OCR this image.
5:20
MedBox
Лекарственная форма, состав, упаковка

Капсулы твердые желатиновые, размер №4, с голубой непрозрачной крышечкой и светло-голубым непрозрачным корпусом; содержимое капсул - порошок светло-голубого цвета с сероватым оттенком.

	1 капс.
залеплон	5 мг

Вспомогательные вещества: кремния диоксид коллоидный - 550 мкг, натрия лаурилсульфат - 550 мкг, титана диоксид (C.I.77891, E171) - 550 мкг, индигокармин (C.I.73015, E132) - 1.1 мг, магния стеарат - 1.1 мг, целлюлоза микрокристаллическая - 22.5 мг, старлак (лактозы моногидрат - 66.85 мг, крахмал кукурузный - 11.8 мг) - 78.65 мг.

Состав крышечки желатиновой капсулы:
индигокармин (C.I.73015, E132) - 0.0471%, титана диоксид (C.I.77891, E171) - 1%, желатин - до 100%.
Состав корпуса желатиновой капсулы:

> _WHAT IS NEEDED_
For each line of the listing that holds the word "индигокармин", show that line.

> _OUTPUT FOR THIS EXERCISE_
Вспомогательные вещества: кремния диоксид коллоидный - 550 мкг, натрия лаурилсульфат - 550 мкг, титана диоксид (C.I.77891, E171) - 550 мкг, индигокармин (C.I.73015, E132) - 1.1 мг, магния стеарат - 1.1 мг, целлюлоза микрокристаллическая - 22.5 мг, старлак (лактозы моногидрат - 66.85 мг, крахмал кукурузный - 11.8 мг) - 78.65 мг.
индигокармин (C.I.73015, E132) - 0.0471%, титана диоксид (C.I.77891, E171) - 1%, желатин - до 100%.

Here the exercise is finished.